_Required task:_ Pick out every line in the data below that holds "культуры".

_Dataset records:_
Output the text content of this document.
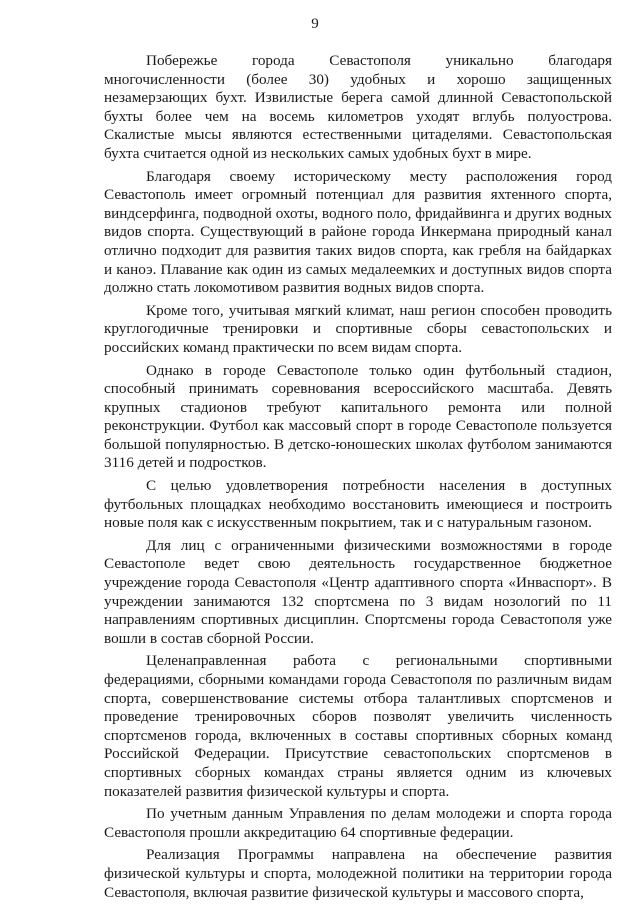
9

Побережье города Севастополя уникально благодаря многочисленности (более 30) удобных и хорошо защищенных незамерзающих бухт. Извилистые берега самой длинной Севастопольской бухты более чем на восемь километров уходят вглубь полуострова. Скалистые мысы являются естественными цитаделями. Севастопольская бухта считается одной из нескольких самых удобных бухт в мире.

Благодаря своему историческому месту расположения город Севастополь имеет огромный потенциал для развития яхтенного спорта, виндсерфинга, подводной охоты, водного поло, фридайвинга и других водных видов спорта. Существующий в районе города Инкермана природный канал отлично подходит для развития таких видов спорта, как гребля на байдарках и каноэ. Плавание как один из самых медалеемких и доступных видов спорта должно стать локомотивом развития водных видов спорта.

Кроме того, учитывая мягкий климат, наш регион способен проводить круглогодичные тренировки и спортивные сборы севастопольских и российских команд практически по всем видам спорта.

Однако в городе Севастополе только один футбольный стадион, способный принимать соревнования всероссийского масштаба. Девять крупных стадионов требуют капитального ремонта или полной реконструкции. Футбол как массовый спорт в городе Севастополе пользуется большой популярностью. В детско-юношеских школах футболом занимаются 3116 детей и подростков.

С целью удовлетворения потребности населения в доступных футбольных площадках необходимо восстановить имеющиеся и построить новые поля как с искусственным покрытием, так и с натуральным газоном.

Для лиц с ограниченными физическими возможностями в городе Севастополе ведет свою деятельность государственное бюджетное учреждение города Севастополя «Центр адаптивного спорта «Инваспорт». В учреждении занимаются 132 спортсмена по 3 видам нозологий по 11 направлениям спортивных дисциплин. Спортсмены города Севастополя уже вошли в состав сборной России.

Целенаправленная работа с региональными спортивными федерациями, сборными командами города Севастополя по различным видам спорта, совершенствование системы отбора талантливых спортсменов и проведение тренировочных сборов позволят увеличить численность спортсменов города, включенных в составы спортивных сборных команд Российской Федерации. Присутствие севастопольских спортсменов в спортивных сборных командах страны является одним из ключевых показателей развития физической культуры и спорта.

По учетным данным Управления по делам молодежи и спорта города Севастополя прошли аккредитацию 64 спортивные федерации.

Реализация Программы направлена на обеспечение развития физической культуры и спорта, молодежной политики на территории города Севастополя, включая развитие физической культуры и массового спорта,
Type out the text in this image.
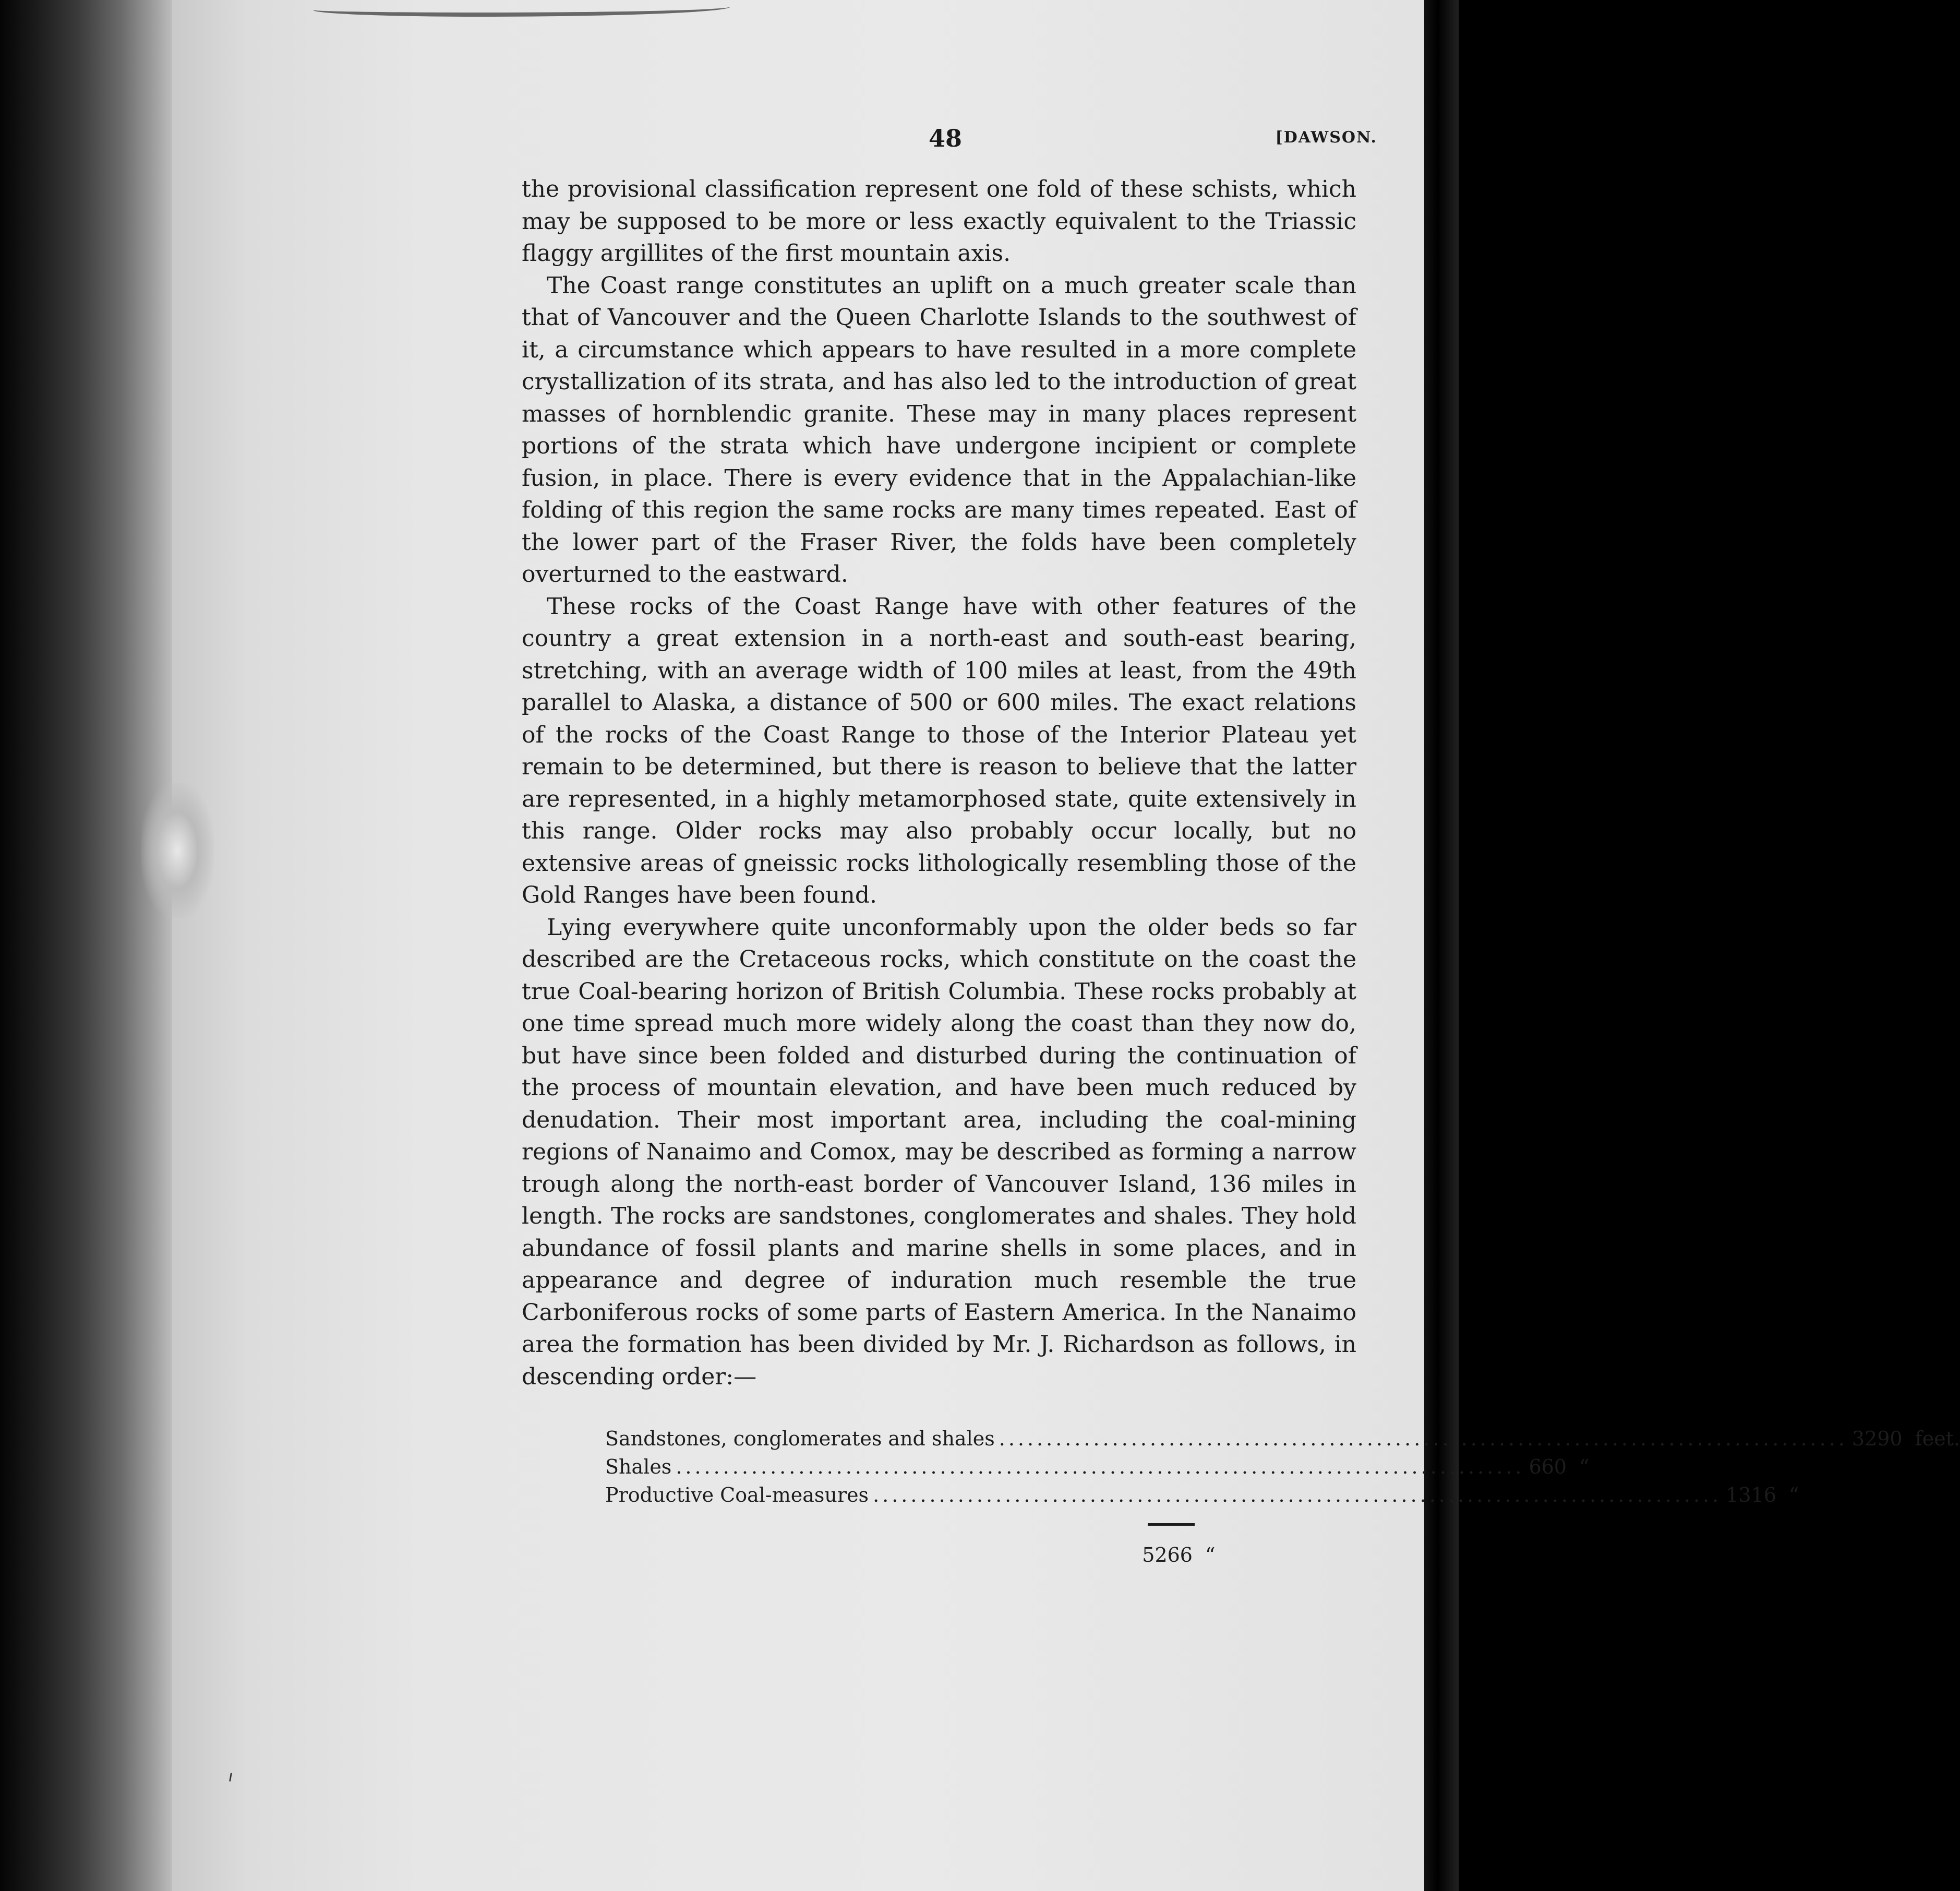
48	[DAWSON.

the provisional classification represent one fold of these schists, which may be supposed to be more or less exactly equivalent to the Triassic flaggy argillites of the first mountain axis.

The Coast range constitutes an uplift on a much greater scale than that of Vancouver and the Queen Charlotte Islands to the southwest of it, a circumstance which appears to have resulted in a more complete crystallization of its strata, and has also led to the introduction of great masses of hornblendic granite. These may in many places represent portions of the strata which have undergone incipient or complete fusion, in place. There is every evidence that in the Appalachian-like folding of this region the same rocks are many times repeated. East of the lower part of the Fraser River, the folds have been completely overturned to the eastward.

These rocks of the Coast Range have with other features of the country a great extension in a north-east and south-east bearing, stretching, with an average width of 100 miles at least, from the 49th parallel to Alaska, a distance of 500 or 600 miles. The exact relations of the rocks of the Coast Range to those of the Interior Plateau yet remain to be determined, but there is reason to believe that the latter are represented, in a highly metamorphosed state, quite extensively in this range. Older rocks may also probably occur locally, but no extensive areas of gneissic rocks lithologically resembling those of the Gold Ranges have been found.

Lying everywhere quite unconformably upon the older beds so far described are the Cretaceous rocks, which constitute on the coast the true Coal-bearing horizon of British Columbia. These rocks probably at one time spread much more widely along the coast than they now do, but have since been folded and disturbed during the continuation of the process of mountain elevation, and have been much reduced by denudation. Their most important area, including the coal-mining regions of Nanaimo and Comox, may be described as forming a narrow trough along the north-east border of Vancouver Island, 136 miles in length. The rocks are sandstones, conglomerates and shales. They hold abundance of fossil plants and marine shells in some places, and in appearance and degree of induration much resemble the true Carboniferous rocks of some parts of Eastern America. In the Nanaimo area the formation has been divided by Mr. J. Richardson as follows, in descending order:—

Sandstones, conglomerates and shales .......................................................................................... 3290 feet.
Shales .......................................................................................... 660 “
Productive Coal-measures .......................................................................................... 1316 “
5266 “
ᐟ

_Solution to the exercise:_
Целенаправленная работа с региональными спортивными федерациями, сборными командами города Севастополя по различным видам спорта, совершенствование системы отбора талантливых спортсменов и проведение тренировочных сборов позволят увеличить численность спортсменов города, включенных в составы спортивных сборных команд Российской Федерации. Присутствие севастопольских спортсменов в спортивных сборных командах страны является одним из ключевых показателей развития физической культуры и спорта.
Реализация Программы направлена на обеспечение развития физической культуры и спорта, молодежной политики на территории города Севастополя, включая развитие физической культуры и массового спорта,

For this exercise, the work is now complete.